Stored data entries
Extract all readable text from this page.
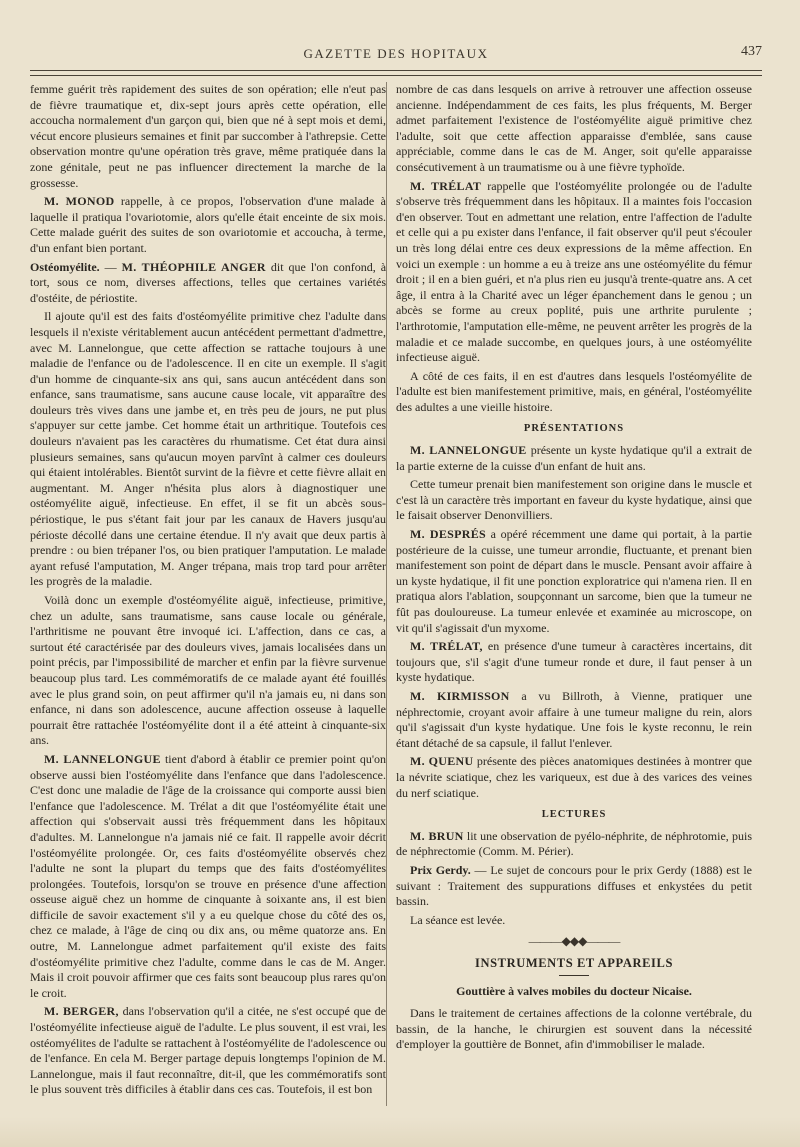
GAZETTE DES HOPITAUX	437

femme guérit très rapidement des suites de son opération; elle n'eut pas de fièvre traumatique et, dix-sept jours après cette opération, elle accoucha normalement d'un garçon qui, bien que né à sept mois et demi, vécut encore plusieurs semaines et finit par succomber à l'athrepsie. Cette observation montre qu'une opération très grave, même pratiquée dans la zone génitale, peut ne pas influencer directement la marche de la grossesse.

M. MONOD rappelle, à ce propos, l'observation d'une malade à laquelle il pratiqua l'ovariotomie, alors qu'elle était enceinte de six mois. Cette malade guérit des suites de son ovariotomie et accoucha, à terme, d'un enfant bien portant.

Ostéomyélite. — M. THÉOPHILE ANGER dit que l'on confond, à tort, sous ce nom, diverses affections, telles que certaines variétés d'ostéite, de périostite.

Il ajoute qu'il est des faits d'ostéomyélite primitive chez l'adulte dans lesquels il n'existe véritablement aucun antécédent permettant d'admettre, avec M. Lannelongue, que cette affection se rattache toujours à une maladie de l'enfance ou de l'adolescence. Il en cite un exemple. Il s'agit d'un homme de cinquante-six ans qui, sans aucun antécédent dans son enfance, sans traumatisme, sans aucune cause locale, vit apparaître des douleurs très vives dans une jambe et, en très peu de jours, ne put plus s'appuyer sur cette jambe. Cet homme était un arthritique. Toutefois ces douleurs n'avaient pas les caractères du rhumatisme. Cet état dura ainsi plusieurs semaines, sans qu'aucun moyen parvînt à calmer ces douleurs qui étaient intolérables. Bientôt survint de la fièvre et cette fièvre allait en augmentant. M. Anger n'hésita plus alors à diagnostiquer une ostéomyélite aiguë, infectieuse. En effet, il se fit un abcès sous-périostique, le pus s'étant fait jour par les canaux de Havers jusqu'au périoste décollé dans une certaine étendue. Il n'y avait que deux partis à prendre : ou bien trépaner l'os, ou bien pratiquer l'amputation. Le malade ayant refusé l'amputation, M. Anger trépana, mais trop tard pour arrêter les progrès de la maladie.

Voilà donc un exemple d'ostéomyélite aiguë, infectieuse, primitive, chez un adulte, sans traumatisme, sans cause locale ou générale, l'arthritisme ne pouvant être invoqué ici. L'affection, dans ce cas, a surtout été caractérisée par des douleurs vives, jamais localisées dans un point précis, par l'impossibilité de marcher et enfin par la fièvre survenue beaucoup plus tard. Les commémoratifs de ce malade ayant été fouillés avec le plus grand soin, on peut affirmer qu'il n'a jamais eu, ni dans son enfance, ni dans son adolescence, aucune affection osseuse à laquelle pourrait être rattachée l'ostéomyélite dont il a été atteint à cinquante-six ans.

M. LANNELONGUE tient d'abord à établir ce premier point qu'on observe aussi bien l'ostéomyélite dans l'enfance que dans l'adolescence. C'est donc une maladie de l'âge de la croissance qui comporte aussi bien l'enfance que l'adolescence. M. Trélat a dit que l'ostéomyélite était une affection qui s'observait aussi très fréquemment dans les hôpitaux d'adultes. M. Lannelongue n'a jamais nié ce fait. Il rappelle avoir décrit l'ostéomyélite prolongée. Or, ces faits d'ostéomyélite observés chez l'adulte ne sont la plupart du temps que des faits d'ostéomyélites prolongées. Toutefois, lorsqu'on se trouve en présence d'une affection osseuse aiguë chez un homme de cinquante à soixante ans, il est bien difficile de savoir exactement s'il y a eu quelque chose du côté des os, chez ce malade, à l'âge de cinq ou dix ans, ou même quatorze ans. En outre, M. Lannelongue admet parfaitement qu'il existe des faits d'ostéomyélite primitive chez l'adulte, comme dans le cas de M. Anger. Mais il croit pouvoir affirmer que ces faits sont beaucoup plus rares qu'on le croit.

M. BERGER, dans l'observation qu'il a citée, ne s'est occupé que de l'ostéomyélite infectieuse aiguë de l'adulte. Le plus souvent, il est vrai, les ostéomyélites de l'adulte se rattachent à l'ostéomyélite de l'adolescence ou de l'enfance. En cela M. Berger partage depuis longtemps l'opinion de M. Lannelongue, mais il faut reconnaître, dit-il, que les commémoratifs sont le plus souvent très difficiles à établir dans ces cas. Toutefois, il est bon

nombre de cas dans lesquels on arrive à retrouver une affection osseuse ancienne. Indépendamment de ces faits, les plus fréquents, M. Berger admet parfaitement l'existence de l'ostéomyélite aiguë primitive chez l'adulte, soit que cette affection apparaisse d'emblée, sans cause appréciable, comme dans le cas de M. Anger, soit qu'elle apparaisse consécutivement à un traumatisme ou à une fièvre typhoïde.

M. TRÉLAT rappelle que l'ostéomyélite prolongée ou de l'adulte s'observe très fréquemment dans les hôpitaux. Il a maintes fois l'occasion d'en observer. Tout en admettant une relation, entre l'affection de l'adulte et celle qui a pu exister dans l'enfance, il fait observer qu'il peut s'écouler un très long délai entre ces deux expressions de la même affection. En voici un exemple : un homme a eu à treize ans une ostéomyélite du fémur droit ; il en a bien guéri, et n'a plus rien eu jusqu'à trente-quatre ans. A cet âge, il entra à la Charité avec un léger épanchement dans le genou ; un abcès se forme au creux poplité, puis une arthrite purulente ; l'arthrotomie, l'amputation elle-même, ne peuvent arrêter les progrès de la maladie et ce malade succombe, en quelques jours, à une ostéomyélite infectieuse aiguë.

A côté de ces faits, il en est d'autres dans lesquels l'ostéomyélite de l'adulte est bien manifestement primitive, mais, en général, l'ostéomyélite des adultes a une vieille histoire.

PRÉSENTATIONS

M. LANNELONGUE présente un kyste hydatique qu'il a extrait de la partie externe de la cuisse d'un enfant de huit ans.

Cette tumeur prenait bien manifestement son origine dans le muscle et c'est là un caractère très important en faveur du kyste hydatique, ainsi que le faisait observer Denonvilliers.

M. DESPRÉS a opéré récemment une dame qui portait, à la partie postérieure de la cuisse, une tumeur arrondie, fluctuante, et prenant bien manifestement son point de départ dans le muscle. Pensant avoir affaire à un kyste hydatique, il fit une ponction exploratrice qui n'amena rien. Il en pratiqua alors l'ablation, soupçonnant un sarcome, bien que la tumeur ne fût pas douloureuse. La tumeur enlevée et examinée au microscope, on vit qu'il s'agissait d'un myxome.

M. TRÉLAT, en présence d'une tumeur à caractères incertains, dit toujours que, s'il s'agit d'une tumeur ronde et dure, il faut penser à un kyste hydatique.

M. KIRMISSON a vu Billroth, à Vienne, pratiquer une néphrectomie, croyant avoir affaire à une tumeur maligne du rein, alors qu'il s'agissait d'un kyste hydatique. Une fois le kyste reconnu, le rein étant détaché de sa capsule, il fallut l'enlever.

M. QUENU présente des pièces anatomiques destinées à montrer que la névrite sciatique, chez les variqueux, est due à des varices des veines du nerf sciatique.

LECTURES

M. BRUN lit une observation de pyélo-néphrite, de néphrotomie, puis de néphrectomie (Comm. M. Périer).

Prix Gerdy. — Le sujet de concours pour le prix Gerdy (1888) est le suivant : Traitement des suppurations diffuses et enkystées du petit bassin.

La séance est levée.

———◆◆◆———
INSTRUMENTS ET APPAREILS
Gouttière à valves mobiles du docteur Nicaise.

Dans le traitement de certaines affections de la colonne vertébrale, du bassin, de la hanche, le chirurgien est souvent dans la nécessité d'employer la gouttière de Bonnet, afin d'immobiliser le malade.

** EXERCISE **
Copy each line of the records that contains the word "présente".

** WRITTEN SOLUTION **
M. LANNELONGUE présente un kyste hydatique qu'il a extrait de la partie externe de la cuisse d'un enfant de huit ans.
M. QUENU présente des pièces anatomiques destinées à montrer que la névrite sciatique, chez les variqueux, est due à des varices des veines du nerf sciatique.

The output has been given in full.